Your objective:
Pull every line containing the word "square" from the records.
◆ ◆ ◆ ◆ ◆
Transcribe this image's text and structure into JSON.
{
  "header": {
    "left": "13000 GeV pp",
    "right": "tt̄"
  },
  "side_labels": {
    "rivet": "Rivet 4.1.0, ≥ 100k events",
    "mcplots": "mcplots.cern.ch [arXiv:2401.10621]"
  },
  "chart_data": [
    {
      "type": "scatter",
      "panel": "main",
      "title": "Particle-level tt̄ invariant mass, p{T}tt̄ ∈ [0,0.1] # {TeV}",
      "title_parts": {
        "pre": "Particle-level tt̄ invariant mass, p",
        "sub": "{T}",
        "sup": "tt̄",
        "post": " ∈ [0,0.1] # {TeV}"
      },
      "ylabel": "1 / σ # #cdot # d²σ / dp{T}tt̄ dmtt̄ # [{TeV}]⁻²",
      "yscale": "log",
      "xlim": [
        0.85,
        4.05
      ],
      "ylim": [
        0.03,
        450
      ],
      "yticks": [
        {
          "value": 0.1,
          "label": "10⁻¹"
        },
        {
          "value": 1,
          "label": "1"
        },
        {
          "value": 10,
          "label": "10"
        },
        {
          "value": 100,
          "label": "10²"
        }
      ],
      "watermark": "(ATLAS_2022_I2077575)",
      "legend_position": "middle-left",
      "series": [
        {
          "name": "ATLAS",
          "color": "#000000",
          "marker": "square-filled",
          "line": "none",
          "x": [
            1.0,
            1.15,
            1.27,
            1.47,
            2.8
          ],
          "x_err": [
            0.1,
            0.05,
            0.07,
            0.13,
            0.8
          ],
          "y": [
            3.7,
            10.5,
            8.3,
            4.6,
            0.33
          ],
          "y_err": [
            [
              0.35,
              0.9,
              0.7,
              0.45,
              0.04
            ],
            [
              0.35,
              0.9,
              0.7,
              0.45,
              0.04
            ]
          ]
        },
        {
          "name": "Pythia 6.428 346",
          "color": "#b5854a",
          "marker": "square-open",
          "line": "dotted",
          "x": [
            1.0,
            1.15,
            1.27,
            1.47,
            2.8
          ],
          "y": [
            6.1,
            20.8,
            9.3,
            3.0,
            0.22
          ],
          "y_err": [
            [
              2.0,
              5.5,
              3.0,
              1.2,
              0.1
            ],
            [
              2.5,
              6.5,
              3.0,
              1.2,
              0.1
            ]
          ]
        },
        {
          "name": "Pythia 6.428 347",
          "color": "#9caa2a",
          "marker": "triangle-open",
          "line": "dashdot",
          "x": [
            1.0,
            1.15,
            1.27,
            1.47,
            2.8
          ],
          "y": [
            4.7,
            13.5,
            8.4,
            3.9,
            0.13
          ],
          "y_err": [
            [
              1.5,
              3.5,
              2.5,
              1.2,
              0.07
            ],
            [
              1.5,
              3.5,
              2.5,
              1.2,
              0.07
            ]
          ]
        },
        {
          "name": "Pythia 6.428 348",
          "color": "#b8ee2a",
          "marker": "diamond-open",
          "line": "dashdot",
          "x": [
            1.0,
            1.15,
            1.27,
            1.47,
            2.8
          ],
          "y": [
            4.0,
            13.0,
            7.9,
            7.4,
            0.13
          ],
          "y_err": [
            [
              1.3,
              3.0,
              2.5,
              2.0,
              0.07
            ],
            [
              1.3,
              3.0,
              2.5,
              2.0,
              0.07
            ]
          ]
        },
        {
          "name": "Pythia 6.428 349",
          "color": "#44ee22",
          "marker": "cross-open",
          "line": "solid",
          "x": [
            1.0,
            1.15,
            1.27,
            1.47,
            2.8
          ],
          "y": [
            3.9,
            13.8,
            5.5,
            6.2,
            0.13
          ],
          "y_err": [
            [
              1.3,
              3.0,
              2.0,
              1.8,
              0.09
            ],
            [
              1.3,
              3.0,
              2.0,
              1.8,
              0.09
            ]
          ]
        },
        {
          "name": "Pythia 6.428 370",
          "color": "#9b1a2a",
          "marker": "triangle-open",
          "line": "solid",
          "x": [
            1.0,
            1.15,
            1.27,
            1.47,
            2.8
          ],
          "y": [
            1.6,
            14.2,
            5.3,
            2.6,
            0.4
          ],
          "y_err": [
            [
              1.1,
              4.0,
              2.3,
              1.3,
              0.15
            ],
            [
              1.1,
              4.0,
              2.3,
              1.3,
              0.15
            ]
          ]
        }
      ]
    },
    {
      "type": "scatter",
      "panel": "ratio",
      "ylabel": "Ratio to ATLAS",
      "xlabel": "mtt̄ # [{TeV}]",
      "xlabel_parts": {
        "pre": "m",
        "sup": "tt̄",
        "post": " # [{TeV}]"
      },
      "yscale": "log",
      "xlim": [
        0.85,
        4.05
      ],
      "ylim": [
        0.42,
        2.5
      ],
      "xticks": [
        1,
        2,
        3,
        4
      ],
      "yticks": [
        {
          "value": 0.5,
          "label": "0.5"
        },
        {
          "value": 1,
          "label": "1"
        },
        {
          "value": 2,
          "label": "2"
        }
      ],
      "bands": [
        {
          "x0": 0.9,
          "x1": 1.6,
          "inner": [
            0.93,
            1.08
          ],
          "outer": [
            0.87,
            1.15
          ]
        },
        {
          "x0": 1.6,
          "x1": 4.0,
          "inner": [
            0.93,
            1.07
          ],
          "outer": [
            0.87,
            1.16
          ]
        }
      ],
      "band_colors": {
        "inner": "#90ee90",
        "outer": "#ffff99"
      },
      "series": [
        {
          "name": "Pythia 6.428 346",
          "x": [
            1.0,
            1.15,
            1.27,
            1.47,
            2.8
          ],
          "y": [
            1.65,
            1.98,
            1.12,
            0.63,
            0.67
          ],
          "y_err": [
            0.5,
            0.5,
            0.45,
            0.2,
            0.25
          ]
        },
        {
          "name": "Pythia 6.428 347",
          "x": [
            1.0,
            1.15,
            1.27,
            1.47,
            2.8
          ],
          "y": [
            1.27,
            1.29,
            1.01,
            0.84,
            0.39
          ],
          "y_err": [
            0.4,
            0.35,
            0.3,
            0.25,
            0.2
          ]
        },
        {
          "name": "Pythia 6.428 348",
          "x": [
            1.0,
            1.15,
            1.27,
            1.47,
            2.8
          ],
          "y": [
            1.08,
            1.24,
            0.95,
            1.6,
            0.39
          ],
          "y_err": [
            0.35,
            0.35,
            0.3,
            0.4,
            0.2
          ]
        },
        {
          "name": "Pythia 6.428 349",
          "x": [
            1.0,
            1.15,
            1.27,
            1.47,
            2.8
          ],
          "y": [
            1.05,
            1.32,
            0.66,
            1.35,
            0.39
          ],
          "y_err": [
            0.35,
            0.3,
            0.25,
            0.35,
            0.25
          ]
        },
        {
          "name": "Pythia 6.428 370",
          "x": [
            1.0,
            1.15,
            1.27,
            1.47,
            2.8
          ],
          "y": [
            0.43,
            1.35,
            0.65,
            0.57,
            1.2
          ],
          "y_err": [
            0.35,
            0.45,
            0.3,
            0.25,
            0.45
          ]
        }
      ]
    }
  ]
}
◆ ◆ ◆ ◆ ◆
Full response:
          "marker": "square-filled",
          "marker": "square-open",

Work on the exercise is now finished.